• What needs to be done
Wherever the string "text" appears, copy the whole line.

• Entries provided

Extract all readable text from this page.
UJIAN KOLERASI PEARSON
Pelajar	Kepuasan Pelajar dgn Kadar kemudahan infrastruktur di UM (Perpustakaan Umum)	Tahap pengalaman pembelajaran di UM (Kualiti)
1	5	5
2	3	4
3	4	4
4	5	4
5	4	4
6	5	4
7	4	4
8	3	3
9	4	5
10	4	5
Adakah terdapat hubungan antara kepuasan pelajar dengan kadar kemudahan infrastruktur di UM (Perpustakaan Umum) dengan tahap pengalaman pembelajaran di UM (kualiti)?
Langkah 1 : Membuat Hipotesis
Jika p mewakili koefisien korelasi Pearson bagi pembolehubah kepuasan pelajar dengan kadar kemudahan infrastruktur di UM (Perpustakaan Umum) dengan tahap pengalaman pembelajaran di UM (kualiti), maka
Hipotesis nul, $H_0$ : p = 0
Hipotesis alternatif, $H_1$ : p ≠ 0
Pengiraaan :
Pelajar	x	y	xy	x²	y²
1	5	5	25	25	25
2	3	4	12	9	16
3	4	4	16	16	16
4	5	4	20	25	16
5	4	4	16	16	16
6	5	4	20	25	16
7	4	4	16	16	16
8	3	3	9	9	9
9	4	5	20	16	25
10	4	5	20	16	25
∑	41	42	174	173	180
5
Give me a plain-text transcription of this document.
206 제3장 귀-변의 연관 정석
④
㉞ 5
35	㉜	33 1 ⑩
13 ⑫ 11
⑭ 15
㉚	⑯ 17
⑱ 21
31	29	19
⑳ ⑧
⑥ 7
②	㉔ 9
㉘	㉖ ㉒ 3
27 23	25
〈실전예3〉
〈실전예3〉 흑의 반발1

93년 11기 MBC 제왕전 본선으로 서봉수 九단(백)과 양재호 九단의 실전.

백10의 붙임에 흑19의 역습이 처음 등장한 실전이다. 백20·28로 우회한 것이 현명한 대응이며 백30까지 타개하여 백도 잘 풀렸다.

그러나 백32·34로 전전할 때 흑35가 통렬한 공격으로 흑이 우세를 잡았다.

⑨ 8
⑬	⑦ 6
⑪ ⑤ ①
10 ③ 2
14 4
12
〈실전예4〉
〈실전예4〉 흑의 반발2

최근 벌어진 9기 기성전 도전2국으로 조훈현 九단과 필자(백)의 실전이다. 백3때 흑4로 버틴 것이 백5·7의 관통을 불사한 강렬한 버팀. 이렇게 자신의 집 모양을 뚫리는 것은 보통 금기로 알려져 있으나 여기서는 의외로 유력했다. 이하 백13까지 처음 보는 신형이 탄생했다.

• Final answer
Extract all readable text from this page.
Give me a plain-text transcription of this document.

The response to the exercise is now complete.